** start RECORDS FOR THE EXERCISE **

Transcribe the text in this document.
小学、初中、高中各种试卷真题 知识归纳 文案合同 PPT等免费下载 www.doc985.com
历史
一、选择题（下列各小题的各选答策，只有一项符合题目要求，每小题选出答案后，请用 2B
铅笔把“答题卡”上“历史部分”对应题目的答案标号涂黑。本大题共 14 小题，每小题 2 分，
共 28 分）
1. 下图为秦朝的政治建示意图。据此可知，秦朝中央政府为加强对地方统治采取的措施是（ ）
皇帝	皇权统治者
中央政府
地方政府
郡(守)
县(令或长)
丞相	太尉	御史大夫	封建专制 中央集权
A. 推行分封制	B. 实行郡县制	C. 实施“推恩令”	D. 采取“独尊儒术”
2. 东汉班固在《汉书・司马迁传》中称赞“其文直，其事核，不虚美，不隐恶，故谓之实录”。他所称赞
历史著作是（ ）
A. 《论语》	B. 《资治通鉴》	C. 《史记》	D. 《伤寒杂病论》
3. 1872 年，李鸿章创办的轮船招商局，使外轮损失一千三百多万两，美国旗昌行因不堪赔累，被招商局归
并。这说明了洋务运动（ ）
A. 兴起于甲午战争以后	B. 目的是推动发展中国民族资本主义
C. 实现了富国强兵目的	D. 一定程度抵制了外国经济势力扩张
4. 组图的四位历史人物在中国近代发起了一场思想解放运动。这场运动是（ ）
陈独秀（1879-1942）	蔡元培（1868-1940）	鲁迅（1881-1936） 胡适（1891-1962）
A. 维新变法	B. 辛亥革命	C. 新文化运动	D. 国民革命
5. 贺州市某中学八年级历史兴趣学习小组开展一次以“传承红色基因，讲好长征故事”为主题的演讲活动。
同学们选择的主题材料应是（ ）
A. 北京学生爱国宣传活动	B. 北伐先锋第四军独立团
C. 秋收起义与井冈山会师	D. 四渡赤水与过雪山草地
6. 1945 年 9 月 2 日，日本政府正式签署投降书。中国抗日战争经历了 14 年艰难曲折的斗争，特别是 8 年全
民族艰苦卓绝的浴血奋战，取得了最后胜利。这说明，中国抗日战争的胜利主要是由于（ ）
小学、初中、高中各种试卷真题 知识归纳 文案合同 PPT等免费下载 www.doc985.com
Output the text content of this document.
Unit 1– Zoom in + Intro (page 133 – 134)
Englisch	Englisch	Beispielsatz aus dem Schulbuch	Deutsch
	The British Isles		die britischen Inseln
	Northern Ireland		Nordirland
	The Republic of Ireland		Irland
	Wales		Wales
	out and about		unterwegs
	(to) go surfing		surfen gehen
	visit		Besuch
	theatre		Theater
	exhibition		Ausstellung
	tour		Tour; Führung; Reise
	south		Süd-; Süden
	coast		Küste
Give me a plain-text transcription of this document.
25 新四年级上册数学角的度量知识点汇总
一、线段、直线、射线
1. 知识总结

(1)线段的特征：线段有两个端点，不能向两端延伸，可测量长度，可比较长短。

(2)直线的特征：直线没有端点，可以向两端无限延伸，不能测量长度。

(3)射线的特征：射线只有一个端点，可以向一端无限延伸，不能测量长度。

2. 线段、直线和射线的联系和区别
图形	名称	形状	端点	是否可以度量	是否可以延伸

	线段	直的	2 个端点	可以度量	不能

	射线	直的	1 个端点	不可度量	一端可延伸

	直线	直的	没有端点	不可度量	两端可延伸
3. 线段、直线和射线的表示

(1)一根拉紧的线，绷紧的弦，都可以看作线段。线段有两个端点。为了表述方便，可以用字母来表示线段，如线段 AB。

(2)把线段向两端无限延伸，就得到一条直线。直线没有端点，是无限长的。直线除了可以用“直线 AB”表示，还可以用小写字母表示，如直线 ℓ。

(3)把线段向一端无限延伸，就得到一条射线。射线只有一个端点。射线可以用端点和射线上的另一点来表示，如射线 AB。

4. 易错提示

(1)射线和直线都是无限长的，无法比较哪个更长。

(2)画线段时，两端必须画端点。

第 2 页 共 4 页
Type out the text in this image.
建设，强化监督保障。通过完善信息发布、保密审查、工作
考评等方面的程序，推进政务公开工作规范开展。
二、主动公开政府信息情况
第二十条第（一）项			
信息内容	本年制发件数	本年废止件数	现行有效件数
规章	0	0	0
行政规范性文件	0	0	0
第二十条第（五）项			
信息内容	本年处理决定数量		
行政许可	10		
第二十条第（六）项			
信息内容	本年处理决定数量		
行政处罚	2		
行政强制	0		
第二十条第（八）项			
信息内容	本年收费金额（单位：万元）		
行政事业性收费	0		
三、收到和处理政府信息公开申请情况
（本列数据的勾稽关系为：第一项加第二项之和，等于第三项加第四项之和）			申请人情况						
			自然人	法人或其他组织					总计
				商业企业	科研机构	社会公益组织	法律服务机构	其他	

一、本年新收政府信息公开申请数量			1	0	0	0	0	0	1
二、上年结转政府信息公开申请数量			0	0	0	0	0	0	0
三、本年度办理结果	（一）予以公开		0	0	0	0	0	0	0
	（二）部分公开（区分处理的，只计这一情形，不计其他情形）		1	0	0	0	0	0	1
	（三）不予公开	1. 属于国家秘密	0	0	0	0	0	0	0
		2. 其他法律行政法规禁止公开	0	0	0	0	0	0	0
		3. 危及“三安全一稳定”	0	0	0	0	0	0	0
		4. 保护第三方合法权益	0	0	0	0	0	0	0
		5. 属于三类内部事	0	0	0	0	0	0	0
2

** end RECORDS FOR THE EXERCISE **

# [WHAT NEEDS TO BE DONE]
Find the lines containing "信息内容" and pull them out.

# [SOLUTION]
信息内容	本年制发件数	本年废止件数	现行有效件数
信息内容	本年处理决定数量		
信息内容	本年处理决定数量		
信息内容	本年收费金额（单位：万元）		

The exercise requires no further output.